======== Seçilen metin ========

قَالَ: “Söyledi” demektir. Fâili müstetir هُوَ dir. İbrahim’e racidir. Söyleyen İbrahim’dir. Bu söyleme ateşten kurtulduktan sonra mıdır, yoksa ateşten önce midir? Eğer أَنْجَاهُ اللَّهُ مِنَ النَّارِ ya atfedildiyse kurtulduktan sonradır. قَالُوا اقْتُلُوهُ أَوْ حَرِّقُوهُ ya atfedildiyse ateşten kurtulmadan önce buradaki cümleleri söylüyor demektir.
إِنَّمَا اتَّخَذْتُمْ مِنْ دُونِ اللَّهِ أَوْثَانًا مَوَدَّةَ بَيْنِكُمْ فِي الْحَيَاةِ الدُّنْيَا
Yalnızca en yakın hayatta Allah’ın aşağısından vesenleri aranızda öncelikli sevgi için edindiniz.
إِنَّمَا: Kasr edatıdır. “Yalnızca” anlamındadır. İnnema cümlenin başında gelir. Maksurun aleyh cümlenin sonunda bulunur. Maksur ise İnnema edatı ile maksurun aleyh arasındadır. Bu cümlede maksurun aleyh فِي الْحَيَاةِ الدُّنْيَا (dünya hayatında) dır. Maksur ise hazf edilmiştir ve فِي كُلِّ حَيَاةٍ (her hayatta) veya فِي كُلِّ وَقْتٍ (her vakitte) dir.

======== Sağlanan veriler ========

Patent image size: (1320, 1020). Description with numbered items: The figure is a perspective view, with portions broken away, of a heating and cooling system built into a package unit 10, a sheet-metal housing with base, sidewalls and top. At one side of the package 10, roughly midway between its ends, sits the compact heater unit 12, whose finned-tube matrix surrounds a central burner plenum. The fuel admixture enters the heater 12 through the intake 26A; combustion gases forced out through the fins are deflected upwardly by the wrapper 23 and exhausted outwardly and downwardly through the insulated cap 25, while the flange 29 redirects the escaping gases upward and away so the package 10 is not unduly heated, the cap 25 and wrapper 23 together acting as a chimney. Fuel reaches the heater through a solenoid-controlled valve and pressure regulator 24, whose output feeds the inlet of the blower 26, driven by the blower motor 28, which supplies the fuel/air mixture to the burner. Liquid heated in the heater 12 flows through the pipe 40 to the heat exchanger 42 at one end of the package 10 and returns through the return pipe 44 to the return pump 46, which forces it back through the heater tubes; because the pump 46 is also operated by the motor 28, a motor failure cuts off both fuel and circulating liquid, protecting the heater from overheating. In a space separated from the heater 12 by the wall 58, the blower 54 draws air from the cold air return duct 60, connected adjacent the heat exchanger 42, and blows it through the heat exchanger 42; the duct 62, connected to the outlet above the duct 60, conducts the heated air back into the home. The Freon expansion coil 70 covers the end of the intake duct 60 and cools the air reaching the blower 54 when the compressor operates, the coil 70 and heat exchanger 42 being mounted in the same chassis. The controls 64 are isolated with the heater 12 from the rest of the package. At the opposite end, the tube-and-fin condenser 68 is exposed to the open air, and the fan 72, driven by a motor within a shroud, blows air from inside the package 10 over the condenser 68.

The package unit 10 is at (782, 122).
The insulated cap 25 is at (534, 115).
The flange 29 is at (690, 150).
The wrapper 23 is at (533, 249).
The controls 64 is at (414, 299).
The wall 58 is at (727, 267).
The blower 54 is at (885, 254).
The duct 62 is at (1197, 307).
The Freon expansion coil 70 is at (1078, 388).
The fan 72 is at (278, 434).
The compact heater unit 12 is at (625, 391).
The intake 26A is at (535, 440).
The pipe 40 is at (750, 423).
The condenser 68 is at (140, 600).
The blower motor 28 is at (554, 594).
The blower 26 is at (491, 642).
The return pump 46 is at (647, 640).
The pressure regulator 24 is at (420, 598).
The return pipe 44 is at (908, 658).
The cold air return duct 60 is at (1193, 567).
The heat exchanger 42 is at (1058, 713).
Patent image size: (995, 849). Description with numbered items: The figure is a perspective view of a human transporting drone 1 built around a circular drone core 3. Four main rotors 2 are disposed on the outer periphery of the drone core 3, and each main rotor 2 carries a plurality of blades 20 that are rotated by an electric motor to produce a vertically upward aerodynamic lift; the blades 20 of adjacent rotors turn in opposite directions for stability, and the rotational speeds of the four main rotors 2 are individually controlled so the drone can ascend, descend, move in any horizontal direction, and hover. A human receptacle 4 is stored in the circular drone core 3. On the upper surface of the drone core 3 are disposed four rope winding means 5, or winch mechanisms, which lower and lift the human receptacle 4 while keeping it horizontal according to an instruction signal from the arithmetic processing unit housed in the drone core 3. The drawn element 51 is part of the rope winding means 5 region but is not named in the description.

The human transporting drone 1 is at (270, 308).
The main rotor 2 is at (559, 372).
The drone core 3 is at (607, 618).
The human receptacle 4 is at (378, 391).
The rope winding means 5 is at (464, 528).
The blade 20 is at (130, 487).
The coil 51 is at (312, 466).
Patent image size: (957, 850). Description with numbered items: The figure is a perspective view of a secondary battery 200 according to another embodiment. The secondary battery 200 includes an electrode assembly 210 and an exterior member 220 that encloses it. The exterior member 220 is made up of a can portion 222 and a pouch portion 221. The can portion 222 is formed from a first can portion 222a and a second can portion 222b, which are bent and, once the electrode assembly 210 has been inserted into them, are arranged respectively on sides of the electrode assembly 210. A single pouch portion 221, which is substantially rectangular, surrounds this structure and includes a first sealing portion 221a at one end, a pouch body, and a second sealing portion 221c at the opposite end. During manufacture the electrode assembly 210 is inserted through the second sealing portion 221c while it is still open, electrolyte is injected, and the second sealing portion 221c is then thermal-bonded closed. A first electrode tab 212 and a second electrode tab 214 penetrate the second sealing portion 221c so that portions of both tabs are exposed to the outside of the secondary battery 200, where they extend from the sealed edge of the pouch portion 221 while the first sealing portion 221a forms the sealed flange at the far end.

========

İstek A:
Seçilen metne göre bu cümledeki maksurun aleyh nedir?
İstek B:
Aşağıdaki ifadeler seçilen metinle örtüşüyor mu? (i) İnnema cümlenin sonunda gelir. (ii) Söyleyen İbrahim'dir. (iii) Maksur hazf edilmiştir.
İstek C:
Seçilen metnin "إِنَّمَا اتَّخَذْتُمْ مِنْ" ifadesinden başlayıp "(her vakitte) dir." ifadesine kadar (bu ifade dahil) olan bölümünü, "vesenleri" yerine "putları" yazarak güncelleyebilir misin?

Tam yanıt A:
فِي الْحَيَاةِ الدُّنْيَا (dünya hayatında)

Tam yanıt B:
(i) Hayır: "İnnema cümlenin başında gelir."
(ii) Evet: "Söyleyen İbrahim’dir."
(iii) Evet: "Maksur ise hazf edilmiştir"

Tam yanıt C:
إِنَّمَا اتَّخَذْتُمْ مِنْ دُونِ اللَّهِ أَوْثَانًا مَوَدَّةَ بَيْنِكُمْ فِي الْحَيَاةِ الدُّنْيَا
Yalnızca en yakın hayatta Allah’ın aşağısından putları aranızda öncelikli sevgi için edindiniz.
إِنَّمَا: Kasr edatıdır. “Yalnızca” anlamındadır. İnnema cümlenin başında gelir. Maksurun aleyh cümlenin sonunda bulunur. Maksur ise İnnema edatı ile maksurun aleyh arasındadır. Bu cümlede maksurun aleyh فِي الْحَيَاةِ الدُّنْيَا (dünya hayatında) dır. Maksur ise hazf edilmiştir ve فِي كُلِّ حَيَاةٍ (her hayatta) veya فِي كُلِّ وَقْتٍ (her vakitte) dir.